Extracts from a graphics dataset
======

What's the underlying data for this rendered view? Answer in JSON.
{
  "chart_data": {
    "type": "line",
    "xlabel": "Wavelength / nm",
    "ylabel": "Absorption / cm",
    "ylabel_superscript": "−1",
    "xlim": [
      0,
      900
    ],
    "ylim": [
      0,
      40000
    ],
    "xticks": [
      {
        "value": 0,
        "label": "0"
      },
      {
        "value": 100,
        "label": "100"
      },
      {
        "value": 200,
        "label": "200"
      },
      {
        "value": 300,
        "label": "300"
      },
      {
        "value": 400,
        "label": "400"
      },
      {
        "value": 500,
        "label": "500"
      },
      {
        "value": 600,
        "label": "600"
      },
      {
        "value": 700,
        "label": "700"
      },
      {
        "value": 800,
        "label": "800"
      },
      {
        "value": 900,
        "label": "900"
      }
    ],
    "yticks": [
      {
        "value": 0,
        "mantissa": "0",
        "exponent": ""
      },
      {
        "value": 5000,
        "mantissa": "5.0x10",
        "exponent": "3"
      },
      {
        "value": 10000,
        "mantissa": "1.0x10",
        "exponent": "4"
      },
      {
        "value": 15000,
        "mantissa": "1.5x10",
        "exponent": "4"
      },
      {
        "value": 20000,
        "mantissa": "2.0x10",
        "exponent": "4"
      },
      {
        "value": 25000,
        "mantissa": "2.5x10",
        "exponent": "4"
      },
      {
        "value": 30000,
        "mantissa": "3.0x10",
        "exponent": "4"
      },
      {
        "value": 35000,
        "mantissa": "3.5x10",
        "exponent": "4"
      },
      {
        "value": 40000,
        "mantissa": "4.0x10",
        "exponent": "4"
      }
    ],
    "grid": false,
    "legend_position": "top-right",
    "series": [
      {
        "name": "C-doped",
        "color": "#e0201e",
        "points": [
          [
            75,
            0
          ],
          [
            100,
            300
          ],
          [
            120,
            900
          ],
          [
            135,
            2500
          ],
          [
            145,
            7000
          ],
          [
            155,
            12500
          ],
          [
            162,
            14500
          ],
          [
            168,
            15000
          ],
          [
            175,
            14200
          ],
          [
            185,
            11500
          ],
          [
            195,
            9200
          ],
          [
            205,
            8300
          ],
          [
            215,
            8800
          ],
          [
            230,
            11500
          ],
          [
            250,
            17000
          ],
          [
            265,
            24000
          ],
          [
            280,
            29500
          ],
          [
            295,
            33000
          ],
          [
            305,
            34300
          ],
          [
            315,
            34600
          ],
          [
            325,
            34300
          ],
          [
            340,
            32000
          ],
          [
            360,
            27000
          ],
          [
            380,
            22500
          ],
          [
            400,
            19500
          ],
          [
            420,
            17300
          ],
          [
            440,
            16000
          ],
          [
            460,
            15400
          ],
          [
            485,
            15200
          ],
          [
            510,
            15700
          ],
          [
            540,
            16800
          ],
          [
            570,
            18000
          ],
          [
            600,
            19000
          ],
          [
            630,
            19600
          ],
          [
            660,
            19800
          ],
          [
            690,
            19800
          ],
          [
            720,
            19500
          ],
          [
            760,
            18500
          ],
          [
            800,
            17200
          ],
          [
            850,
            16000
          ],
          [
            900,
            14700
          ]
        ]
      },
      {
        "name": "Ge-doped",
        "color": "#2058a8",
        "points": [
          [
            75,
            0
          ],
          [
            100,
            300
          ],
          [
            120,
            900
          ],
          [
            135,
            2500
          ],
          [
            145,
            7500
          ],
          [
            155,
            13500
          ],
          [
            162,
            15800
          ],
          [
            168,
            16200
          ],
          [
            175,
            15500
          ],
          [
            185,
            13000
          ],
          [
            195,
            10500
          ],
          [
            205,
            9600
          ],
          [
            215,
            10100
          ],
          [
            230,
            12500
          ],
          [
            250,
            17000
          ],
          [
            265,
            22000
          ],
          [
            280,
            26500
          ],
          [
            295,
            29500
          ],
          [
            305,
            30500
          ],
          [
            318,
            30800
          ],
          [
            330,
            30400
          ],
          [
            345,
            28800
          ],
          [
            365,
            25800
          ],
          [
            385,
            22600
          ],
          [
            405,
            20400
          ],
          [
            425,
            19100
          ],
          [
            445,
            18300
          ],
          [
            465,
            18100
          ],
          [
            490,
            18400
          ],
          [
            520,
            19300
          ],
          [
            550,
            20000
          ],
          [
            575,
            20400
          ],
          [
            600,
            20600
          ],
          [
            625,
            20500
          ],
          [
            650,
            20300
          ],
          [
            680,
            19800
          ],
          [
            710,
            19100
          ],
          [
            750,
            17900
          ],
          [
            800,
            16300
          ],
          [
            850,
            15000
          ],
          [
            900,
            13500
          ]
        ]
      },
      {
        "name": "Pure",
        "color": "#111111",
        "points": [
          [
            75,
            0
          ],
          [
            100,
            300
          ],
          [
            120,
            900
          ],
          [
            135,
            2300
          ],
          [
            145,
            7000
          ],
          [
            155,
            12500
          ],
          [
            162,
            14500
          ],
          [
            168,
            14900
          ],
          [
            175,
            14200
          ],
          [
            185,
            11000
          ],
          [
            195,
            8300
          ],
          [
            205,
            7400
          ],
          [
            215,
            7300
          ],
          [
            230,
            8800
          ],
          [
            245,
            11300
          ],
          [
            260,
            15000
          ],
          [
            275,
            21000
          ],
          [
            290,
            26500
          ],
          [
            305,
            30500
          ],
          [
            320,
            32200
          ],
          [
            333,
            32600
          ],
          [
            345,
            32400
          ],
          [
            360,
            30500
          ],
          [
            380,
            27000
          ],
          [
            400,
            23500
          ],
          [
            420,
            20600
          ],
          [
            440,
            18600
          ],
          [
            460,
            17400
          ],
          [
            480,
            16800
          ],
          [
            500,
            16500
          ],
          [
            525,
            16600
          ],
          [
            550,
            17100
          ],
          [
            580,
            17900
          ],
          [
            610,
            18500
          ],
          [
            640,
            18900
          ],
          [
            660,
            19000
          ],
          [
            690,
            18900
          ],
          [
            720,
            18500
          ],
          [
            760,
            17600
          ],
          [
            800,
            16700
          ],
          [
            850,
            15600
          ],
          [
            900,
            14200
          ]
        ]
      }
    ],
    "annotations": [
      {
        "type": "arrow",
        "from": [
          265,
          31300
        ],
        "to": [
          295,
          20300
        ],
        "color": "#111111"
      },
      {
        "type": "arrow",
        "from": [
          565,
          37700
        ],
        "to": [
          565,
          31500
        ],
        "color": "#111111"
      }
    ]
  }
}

======

Search the material above for "color". Pull out each line where it shows up.

§ **Solution for this problem**
        "color": "#e0201e",
        "color": "#2058a8",
        "color": "#111111",
        "color": "#111111"
        "color": "#111111"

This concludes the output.